_GIVEN EXERCISE_.
Copy each line of the material below that includes the string "screenshot".
------ STORED DATA ------
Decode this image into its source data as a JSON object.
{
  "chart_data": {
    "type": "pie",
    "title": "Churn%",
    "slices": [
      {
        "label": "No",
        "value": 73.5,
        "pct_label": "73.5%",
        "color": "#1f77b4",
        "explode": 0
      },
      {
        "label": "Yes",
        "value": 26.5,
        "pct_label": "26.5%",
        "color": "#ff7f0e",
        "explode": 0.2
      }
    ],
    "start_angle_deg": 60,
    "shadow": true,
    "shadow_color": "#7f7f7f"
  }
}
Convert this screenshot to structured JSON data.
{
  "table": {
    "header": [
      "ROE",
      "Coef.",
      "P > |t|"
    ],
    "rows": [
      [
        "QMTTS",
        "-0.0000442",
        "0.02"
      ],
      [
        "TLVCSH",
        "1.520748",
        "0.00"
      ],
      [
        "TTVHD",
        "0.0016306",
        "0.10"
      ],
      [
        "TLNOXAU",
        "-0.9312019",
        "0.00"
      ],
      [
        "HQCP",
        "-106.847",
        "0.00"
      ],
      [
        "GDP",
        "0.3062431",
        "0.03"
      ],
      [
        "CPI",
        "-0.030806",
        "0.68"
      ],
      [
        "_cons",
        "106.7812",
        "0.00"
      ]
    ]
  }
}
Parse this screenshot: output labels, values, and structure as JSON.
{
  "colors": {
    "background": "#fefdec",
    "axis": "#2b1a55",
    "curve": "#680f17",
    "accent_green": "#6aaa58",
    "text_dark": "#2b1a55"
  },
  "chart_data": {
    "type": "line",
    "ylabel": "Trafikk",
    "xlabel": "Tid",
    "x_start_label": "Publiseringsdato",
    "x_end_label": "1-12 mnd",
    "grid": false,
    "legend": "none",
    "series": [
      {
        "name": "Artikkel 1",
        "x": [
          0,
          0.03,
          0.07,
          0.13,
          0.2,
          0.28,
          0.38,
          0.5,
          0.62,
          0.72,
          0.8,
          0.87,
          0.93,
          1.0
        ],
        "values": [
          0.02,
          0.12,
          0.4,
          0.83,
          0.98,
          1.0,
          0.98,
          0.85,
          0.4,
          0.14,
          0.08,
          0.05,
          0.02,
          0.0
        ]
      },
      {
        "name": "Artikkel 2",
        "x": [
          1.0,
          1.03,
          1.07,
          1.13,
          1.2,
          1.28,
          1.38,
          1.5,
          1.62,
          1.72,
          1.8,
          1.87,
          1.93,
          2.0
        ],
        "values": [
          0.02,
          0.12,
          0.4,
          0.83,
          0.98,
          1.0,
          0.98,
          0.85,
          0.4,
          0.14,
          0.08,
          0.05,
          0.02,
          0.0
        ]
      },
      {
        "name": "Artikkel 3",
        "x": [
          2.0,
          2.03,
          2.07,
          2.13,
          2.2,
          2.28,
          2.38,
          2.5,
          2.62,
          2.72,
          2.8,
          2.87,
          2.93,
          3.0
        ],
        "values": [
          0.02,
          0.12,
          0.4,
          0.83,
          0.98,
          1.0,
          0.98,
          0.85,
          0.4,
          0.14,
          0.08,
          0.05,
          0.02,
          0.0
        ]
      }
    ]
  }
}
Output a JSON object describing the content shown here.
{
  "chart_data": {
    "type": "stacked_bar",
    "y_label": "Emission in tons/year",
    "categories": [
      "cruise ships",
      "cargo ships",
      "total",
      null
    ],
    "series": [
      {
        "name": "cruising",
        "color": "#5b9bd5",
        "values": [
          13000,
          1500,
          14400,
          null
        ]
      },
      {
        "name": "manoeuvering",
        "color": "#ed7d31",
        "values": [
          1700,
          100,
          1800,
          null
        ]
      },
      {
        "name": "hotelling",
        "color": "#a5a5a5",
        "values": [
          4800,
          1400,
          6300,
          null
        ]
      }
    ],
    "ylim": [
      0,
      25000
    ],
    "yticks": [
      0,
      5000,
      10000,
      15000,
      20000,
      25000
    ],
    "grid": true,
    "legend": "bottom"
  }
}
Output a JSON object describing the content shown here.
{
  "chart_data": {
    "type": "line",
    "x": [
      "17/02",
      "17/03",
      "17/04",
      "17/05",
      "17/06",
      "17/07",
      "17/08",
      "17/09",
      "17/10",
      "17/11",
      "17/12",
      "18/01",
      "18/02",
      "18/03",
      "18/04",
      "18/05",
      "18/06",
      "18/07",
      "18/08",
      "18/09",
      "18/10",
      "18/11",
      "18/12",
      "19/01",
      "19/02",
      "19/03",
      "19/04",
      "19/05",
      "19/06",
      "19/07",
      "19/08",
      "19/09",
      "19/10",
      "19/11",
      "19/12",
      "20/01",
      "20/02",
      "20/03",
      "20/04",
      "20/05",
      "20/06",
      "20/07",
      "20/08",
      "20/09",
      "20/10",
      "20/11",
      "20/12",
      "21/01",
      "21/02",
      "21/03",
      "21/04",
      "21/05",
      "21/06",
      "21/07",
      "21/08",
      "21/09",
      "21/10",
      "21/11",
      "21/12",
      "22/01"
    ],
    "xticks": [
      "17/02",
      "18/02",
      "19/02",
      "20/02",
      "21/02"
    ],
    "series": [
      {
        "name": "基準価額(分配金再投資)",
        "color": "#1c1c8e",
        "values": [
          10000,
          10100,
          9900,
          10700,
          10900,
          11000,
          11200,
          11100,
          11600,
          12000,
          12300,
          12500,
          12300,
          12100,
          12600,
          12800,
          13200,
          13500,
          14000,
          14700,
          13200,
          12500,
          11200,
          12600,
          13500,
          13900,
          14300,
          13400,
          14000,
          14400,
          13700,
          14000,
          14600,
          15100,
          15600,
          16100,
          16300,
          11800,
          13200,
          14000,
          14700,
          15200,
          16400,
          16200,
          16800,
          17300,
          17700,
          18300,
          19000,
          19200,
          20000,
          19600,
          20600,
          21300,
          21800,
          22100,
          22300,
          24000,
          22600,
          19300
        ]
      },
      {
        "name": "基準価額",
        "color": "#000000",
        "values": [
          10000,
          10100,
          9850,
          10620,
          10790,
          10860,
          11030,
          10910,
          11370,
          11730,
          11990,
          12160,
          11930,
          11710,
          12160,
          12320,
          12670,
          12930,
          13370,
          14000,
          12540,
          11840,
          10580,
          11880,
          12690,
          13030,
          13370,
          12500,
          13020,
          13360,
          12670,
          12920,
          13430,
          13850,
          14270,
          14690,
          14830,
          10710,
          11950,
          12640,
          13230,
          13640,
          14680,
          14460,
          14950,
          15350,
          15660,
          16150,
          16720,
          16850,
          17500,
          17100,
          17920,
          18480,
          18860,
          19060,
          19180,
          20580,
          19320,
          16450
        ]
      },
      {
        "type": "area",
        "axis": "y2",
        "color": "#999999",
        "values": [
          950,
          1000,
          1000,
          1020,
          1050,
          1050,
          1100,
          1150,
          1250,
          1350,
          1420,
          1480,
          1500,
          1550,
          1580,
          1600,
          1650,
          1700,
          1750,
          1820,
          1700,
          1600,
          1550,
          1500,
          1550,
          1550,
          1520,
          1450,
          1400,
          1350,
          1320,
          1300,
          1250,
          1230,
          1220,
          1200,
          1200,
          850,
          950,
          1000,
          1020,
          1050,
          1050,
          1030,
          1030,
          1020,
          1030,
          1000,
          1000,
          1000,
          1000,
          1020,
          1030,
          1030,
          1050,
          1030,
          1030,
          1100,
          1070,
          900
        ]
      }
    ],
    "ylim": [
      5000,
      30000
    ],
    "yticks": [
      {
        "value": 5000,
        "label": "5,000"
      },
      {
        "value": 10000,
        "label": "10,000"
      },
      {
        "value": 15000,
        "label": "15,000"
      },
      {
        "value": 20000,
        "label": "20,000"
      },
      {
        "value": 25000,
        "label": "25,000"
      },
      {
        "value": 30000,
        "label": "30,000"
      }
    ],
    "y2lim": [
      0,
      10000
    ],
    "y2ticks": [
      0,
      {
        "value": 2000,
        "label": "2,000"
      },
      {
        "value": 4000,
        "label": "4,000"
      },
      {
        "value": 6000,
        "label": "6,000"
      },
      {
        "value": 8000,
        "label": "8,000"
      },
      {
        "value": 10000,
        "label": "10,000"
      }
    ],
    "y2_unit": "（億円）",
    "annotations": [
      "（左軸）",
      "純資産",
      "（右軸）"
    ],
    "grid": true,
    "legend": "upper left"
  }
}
------
_FINISHED TASK_.
Convert this screenshot to structured JSON data.
Parse this screenshot: output labels, values, and structure as JSON.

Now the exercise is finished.